Repeat the material in full. Keep every line exactly as it is.

===== Entries shown

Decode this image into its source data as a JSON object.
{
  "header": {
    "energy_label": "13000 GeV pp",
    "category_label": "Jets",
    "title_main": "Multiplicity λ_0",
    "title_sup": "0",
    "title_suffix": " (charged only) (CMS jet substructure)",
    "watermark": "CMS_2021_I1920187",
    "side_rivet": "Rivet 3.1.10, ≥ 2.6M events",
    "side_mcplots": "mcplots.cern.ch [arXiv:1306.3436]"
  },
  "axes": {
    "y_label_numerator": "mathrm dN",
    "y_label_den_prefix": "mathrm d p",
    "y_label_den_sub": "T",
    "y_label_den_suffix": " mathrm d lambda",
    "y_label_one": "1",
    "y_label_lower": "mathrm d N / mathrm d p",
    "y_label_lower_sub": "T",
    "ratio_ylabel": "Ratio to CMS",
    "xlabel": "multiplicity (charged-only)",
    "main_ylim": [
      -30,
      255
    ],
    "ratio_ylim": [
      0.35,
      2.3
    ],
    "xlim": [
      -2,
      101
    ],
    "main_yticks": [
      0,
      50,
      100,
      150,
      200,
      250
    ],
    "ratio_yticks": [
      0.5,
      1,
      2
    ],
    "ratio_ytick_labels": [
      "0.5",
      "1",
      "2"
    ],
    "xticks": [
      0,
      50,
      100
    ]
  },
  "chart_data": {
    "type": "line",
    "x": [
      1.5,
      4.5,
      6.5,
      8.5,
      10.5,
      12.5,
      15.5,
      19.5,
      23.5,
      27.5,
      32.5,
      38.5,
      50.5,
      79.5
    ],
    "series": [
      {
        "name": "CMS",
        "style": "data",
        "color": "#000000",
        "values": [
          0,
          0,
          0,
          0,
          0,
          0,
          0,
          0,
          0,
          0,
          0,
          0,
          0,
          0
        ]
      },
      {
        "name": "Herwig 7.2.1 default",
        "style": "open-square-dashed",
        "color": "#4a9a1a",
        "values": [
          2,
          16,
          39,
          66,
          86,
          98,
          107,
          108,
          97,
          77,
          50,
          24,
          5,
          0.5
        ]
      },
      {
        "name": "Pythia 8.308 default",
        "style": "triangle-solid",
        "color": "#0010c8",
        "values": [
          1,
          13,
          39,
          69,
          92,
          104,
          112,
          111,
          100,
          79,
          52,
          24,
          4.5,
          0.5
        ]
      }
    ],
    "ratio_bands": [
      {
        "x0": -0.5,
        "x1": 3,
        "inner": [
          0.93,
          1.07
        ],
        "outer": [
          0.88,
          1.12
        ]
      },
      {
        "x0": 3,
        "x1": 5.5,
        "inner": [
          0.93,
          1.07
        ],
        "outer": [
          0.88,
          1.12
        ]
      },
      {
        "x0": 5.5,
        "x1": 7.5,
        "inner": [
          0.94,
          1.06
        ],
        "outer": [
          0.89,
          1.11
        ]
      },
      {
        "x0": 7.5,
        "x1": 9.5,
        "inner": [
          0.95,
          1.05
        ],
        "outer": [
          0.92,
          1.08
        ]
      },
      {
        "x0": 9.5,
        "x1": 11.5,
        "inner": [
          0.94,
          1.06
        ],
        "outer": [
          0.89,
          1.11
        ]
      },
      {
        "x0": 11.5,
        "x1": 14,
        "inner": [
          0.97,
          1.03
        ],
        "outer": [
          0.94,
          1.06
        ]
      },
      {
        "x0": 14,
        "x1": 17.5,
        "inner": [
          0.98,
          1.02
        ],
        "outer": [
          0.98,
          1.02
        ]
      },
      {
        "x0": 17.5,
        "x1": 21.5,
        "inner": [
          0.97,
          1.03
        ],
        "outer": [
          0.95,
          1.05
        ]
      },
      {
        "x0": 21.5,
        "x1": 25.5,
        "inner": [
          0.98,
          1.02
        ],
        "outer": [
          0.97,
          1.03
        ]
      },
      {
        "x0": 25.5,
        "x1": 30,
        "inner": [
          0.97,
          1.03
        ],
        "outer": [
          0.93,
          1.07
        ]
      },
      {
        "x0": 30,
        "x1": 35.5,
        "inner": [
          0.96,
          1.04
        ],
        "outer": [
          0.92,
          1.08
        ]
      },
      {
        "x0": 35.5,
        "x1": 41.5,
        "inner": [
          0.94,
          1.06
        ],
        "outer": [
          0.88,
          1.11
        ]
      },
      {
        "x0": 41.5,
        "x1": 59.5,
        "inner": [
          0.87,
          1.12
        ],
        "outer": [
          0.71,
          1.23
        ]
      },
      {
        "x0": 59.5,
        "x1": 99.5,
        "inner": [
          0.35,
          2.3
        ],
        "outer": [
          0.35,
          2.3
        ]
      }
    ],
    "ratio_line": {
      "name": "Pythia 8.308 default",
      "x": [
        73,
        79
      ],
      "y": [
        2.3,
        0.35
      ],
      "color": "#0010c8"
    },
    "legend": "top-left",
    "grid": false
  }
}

==========

Response:
Decode this image into its source data as a JSON object.
{
  "header": {
    "energy_label": "13000 GeV pp",
    "category_label": "Jets",
    "title_main": "Multiplicity λ_0",
    "title_sup": "0",
    "title_suffix": " (charged only) (CMS jet substructure)",
    "watermark": "CMS_2021_I1920187",
    "side_rivet": "Rivet 3.1.10, ≥ 2.6M events",
    "side_mcplots": "mcplots.cern.ch [arXiv:1306.3436]"
  },
  "axes": {
    "y_label_numerator": "mathrm dN",
    "y_label_den_prefix": "mathrm d p",
    "y_label_den_sub": "T",
    "y_label_den_suffix": " mathrm d lambda",
    "y_label_one": "1",
    "y_label_lower": "mathrm d N / mathrm d p",
    "y_label_lower_sub": "T",
    "ratio_ylabel": "Ratio to CMS",
    "xlabel": "multiplicity (charged-only)",
    "main_ylim": [
      -30,
      255
    ],
    "ratio_ylim": [
      0.35,
      2.3
    ],
    "xlim": [
      -2,
      101
    ],
    "main_yticks": [
      0,
      50,
      100,
      150,
      200,
      250
    ],
    "ratio_yticks": [
      0.5,
      1,
      2
    ],
    "ratio_ytick_labels": [
      "0.5",
      "1",
      "2"
    ],
    "xticks": [
      0,
      50,
      100
    ]
  },
  "chart_data": {
    "type": "line",
    "x": [
      1.5,
      4.5,
      6.5,
      8.5,
      10.5,
      12.5,
      15.5,
      19.5,
      23.5,
      27.5,
      32.5,
      38.5,
      50.5,
      79.5
    ],
    "series": [
      {
        "name": "CMS",
        "style": "data",
        "color": "#000000",
        "values": [
          0,
          0,
          0,
          0,
          0,
          0,
          0,
          0,
          0,
          0,
          0,
          0,
          0,
          0
        ]
      },
      {
        "name": "Herwig 7.2.1 default",
        "style": "open-square-dashed",
        "color": "#4a9a1a",
        "values": [
          2,
          16,
          39,
          66,
          86,
          98,
          107,
          108,
          97,
          77,
          50,
          24,
          5,
          0.5
        ]
      },
      {
        "name": "Pythia 8.308 default",
        "style": "triangle-solid",
        "color": "#0010c8",
        "values": [
          1,
          13,
          39,
          69,
          92,
          104,
          112,
          111,
          100,
          79,
          52,
          24,
          4.5,
          0.5
        ]
      }
    ],
    "ratio_bands": [
      {
        "x0": -0.5,
        "x1": 3,
        "inner": [
          0.93,
          1.07
        ],
        "outer": [
          0.88,
          1.12
        ]
      },
      {
        "x0": 3,
        "x1": 5.5,
        "inner": [
          0.93,
          1.07
        ],
        "outer": [
          0.88,
          1.12
        ]
      },
      {
        "x0": 5.5,
        "x1": 7.5,
        "inner": [
          0.94,
          1.06
        ],
        "outer": [
          0.89,
          1.11
        ]
      },
      {
        "x0": 7.5,
        "x1": 9.5,
        "inner": [
          0.95,
          1.05
        ],
        "outer": [
          0.92,
          1.08
        ]
      },
      {
        "x0": 9.5,
        "x1": 11.5,
        "inner": [
          0.94,
          1.06
        ],
        "outer": [
          0.89,
          1.11
        ]
      },
      {
        "x0": 11.5,
        "x1": 14,
        "inner": [
          0.97,
          1.03
        ],
        "outer": [
          0.94,
          1.06
        ]
      },
      {
        "x0": 14,
        "x1": 17.5,
        "inner": [
          0.98,
          1.02
        ],
        "outer": [
          0.98,
          1.02
        ]
      },
      {
        "x0": 17.5,
        "x1": 21.5,
        "inner": [
          0.97,
          1.03
        ],
        "outer": [
          0.95,
          1.05
        ]
      },
      {
        "x0": 21.5,
        "x1": 25.5,
        "inner": [
          0.98,
          1.02
        ],
        "outer": [
          0.97,
          1.03
        ]
      },
      {
        "x0": 25.5,
        "x1": 30,
        "inner": [
          0.97,
          1.03
        ],
        "outer": [
          0.93,
          1.07
        ]
      },
      {
        "x0": 30,
        "x1": 35.5,
        "inner": [
          0.96,
          1.04
        ],
        "outer": [
          0.92,
          1.08
        ]
      },
      {
        "x0": 35.5,
        "x1": 41.5,
        "inner": [
          0.94,
          1.06
        ],
        "outer": [
          0.88,
          1.11
        ]
      },
      {
        "x0": 41.5,
        "x1": 59.5,
        "inner": [
          0.87,
          1.12
        ],
        "outer": [
          0.71,
          1.23
        ]
      },
      {
        "x0": 59.5,
        "x1": 99.5,
        "inner": [
          0.35,
          2.3
        ],
        "outer": [
          0.35,
          2.3
        ]
      }
    ],
    "ratio_line": {
      "name": "Pythia 8.308 default",
      "x": [
        73,
        79
      ],
      "y": [
        2.3,
        0.35
      ],
      "color": "#0010c8"
    },
    "legend": "top-left",
    "grid": false
  }
}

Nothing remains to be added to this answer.